#### [Materials provided]
======

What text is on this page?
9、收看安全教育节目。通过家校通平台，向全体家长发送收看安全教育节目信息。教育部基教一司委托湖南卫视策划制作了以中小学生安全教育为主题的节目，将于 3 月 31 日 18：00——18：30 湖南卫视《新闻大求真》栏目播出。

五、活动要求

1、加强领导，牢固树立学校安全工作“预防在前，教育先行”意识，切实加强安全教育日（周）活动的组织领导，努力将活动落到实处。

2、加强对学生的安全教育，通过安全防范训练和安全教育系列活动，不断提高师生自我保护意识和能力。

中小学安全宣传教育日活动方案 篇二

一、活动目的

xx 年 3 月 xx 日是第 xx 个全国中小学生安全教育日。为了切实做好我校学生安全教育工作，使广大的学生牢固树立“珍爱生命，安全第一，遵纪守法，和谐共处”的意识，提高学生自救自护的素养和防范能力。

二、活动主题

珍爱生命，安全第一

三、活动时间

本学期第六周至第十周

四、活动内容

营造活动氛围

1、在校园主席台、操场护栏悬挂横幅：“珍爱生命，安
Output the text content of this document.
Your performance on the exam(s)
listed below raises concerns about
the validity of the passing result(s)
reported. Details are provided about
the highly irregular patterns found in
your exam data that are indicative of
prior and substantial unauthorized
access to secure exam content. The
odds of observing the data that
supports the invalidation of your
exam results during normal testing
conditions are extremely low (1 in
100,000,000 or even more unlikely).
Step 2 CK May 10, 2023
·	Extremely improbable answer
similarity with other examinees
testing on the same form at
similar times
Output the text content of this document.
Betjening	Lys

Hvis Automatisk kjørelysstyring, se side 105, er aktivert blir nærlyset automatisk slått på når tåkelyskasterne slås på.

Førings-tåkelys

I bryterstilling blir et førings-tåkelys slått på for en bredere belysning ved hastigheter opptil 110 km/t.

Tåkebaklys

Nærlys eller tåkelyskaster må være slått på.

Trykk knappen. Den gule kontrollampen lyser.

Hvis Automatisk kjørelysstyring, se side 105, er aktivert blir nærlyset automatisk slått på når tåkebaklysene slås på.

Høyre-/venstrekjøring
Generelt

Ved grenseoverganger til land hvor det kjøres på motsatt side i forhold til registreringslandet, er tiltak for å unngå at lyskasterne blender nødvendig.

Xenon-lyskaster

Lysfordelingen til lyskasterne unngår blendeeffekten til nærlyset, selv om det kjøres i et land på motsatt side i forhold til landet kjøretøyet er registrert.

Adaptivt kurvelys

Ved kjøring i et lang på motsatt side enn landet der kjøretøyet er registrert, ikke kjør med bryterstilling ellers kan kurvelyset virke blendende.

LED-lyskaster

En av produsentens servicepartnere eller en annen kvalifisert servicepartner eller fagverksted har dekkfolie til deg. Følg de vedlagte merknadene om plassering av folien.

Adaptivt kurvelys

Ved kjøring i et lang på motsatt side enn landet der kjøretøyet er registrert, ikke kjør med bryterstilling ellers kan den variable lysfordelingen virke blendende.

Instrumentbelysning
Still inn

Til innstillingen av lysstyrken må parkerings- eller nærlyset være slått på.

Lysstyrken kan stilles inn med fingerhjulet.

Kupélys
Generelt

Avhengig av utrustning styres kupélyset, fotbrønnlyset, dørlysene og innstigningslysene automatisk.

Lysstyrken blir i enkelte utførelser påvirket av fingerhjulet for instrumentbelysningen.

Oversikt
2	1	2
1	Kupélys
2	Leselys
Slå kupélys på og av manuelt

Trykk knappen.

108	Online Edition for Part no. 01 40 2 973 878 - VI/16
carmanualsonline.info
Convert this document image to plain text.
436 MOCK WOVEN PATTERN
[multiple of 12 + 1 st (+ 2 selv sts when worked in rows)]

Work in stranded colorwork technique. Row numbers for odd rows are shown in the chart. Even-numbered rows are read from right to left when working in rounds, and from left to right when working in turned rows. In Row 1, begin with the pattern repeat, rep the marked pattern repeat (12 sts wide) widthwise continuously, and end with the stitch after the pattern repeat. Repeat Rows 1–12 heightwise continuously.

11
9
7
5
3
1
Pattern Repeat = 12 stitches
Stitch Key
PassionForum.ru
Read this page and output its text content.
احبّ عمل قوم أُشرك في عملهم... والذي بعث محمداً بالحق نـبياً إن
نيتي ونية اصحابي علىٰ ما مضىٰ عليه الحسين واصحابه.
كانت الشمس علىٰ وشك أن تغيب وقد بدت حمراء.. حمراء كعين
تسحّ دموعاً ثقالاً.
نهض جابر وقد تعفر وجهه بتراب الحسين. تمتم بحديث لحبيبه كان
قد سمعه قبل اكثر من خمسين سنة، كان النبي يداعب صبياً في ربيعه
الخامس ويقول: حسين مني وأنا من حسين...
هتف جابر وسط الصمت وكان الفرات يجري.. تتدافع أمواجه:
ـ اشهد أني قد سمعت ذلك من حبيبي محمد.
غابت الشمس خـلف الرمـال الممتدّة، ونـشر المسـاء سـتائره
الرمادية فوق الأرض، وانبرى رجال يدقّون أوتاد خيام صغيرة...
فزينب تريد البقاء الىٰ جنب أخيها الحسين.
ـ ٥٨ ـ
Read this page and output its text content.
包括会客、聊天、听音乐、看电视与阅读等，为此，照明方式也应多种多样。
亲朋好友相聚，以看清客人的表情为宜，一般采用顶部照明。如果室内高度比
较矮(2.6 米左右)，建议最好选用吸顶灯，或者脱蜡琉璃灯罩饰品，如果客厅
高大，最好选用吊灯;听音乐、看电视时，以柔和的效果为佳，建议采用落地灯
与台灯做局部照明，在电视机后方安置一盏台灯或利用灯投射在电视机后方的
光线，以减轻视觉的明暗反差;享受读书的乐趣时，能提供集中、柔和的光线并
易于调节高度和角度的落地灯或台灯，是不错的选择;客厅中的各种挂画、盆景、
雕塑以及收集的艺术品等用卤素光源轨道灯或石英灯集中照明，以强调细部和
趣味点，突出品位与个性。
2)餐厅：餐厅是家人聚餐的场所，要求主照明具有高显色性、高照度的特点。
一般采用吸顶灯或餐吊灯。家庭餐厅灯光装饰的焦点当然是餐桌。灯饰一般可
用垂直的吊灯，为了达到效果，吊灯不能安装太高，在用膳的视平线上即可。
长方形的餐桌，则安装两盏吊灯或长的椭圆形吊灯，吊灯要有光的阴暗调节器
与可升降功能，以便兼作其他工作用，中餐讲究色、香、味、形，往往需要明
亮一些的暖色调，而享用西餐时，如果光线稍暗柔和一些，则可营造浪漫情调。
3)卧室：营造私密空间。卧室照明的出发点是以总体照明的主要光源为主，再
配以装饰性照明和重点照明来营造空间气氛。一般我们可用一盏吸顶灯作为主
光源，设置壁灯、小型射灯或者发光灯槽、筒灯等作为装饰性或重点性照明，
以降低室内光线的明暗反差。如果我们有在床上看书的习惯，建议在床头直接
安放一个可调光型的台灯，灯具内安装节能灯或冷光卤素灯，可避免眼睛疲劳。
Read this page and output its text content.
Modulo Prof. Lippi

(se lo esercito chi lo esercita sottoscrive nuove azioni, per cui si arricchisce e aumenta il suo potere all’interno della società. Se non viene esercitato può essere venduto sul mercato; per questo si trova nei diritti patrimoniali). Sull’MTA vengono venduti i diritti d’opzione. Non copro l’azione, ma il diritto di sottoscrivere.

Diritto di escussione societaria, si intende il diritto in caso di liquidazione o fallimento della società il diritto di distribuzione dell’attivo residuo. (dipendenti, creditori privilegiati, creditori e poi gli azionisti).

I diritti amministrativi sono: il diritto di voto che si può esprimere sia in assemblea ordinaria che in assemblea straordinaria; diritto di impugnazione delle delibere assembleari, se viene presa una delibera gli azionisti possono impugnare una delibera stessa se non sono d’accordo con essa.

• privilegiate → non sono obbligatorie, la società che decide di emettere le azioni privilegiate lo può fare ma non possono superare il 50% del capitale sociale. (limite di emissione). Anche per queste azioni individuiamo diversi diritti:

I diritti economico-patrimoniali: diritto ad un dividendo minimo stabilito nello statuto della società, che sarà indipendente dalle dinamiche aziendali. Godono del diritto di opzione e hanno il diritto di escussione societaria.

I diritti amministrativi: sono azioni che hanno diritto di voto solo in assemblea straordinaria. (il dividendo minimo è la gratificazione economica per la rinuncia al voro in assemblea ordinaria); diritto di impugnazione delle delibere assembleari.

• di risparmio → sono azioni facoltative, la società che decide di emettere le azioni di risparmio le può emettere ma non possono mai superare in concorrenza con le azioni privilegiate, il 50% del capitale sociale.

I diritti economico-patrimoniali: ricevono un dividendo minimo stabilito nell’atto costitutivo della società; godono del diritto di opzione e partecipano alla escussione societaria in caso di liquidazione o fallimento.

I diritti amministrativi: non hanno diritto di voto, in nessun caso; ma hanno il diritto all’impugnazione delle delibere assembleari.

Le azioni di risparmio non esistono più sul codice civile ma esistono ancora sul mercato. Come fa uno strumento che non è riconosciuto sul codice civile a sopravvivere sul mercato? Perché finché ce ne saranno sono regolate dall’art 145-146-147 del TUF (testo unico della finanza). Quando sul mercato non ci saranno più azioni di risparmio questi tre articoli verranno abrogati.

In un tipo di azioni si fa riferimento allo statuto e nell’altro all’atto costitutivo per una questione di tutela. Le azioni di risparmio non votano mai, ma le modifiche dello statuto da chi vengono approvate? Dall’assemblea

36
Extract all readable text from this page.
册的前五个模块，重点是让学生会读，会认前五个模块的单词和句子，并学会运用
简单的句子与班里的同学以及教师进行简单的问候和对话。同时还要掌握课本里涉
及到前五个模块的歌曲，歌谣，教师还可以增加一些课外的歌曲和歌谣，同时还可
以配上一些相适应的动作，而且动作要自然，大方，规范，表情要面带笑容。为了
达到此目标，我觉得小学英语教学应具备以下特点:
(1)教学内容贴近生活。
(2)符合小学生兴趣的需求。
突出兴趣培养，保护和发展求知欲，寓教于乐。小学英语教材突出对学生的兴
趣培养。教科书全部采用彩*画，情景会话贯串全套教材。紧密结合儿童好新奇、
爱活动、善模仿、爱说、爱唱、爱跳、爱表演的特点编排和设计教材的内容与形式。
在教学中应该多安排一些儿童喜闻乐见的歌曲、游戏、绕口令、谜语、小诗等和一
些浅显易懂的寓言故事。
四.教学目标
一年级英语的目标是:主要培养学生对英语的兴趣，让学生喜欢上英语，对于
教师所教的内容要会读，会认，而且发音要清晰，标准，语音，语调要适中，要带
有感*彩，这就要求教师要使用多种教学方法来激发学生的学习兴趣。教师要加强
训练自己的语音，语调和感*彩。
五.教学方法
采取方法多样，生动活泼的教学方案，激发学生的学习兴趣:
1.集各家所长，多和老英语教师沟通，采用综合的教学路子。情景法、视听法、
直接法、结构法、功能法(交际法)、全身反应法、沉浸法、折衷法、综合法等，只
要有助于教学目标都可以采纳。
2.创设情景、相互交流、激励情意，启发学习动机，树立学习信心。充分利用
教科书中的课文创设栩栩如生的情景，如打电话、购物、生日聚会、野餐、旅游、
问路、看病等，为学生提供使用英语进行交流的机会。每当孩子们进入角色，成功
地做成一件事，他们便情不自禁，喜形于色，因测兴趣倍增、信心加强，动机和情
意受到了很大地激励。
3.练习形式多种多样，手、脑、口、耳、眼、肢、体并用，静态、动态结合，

======

#### [Goal]
Only the number is wanted: how many lines in the data include the string "registrert"?

#### [Task result]
3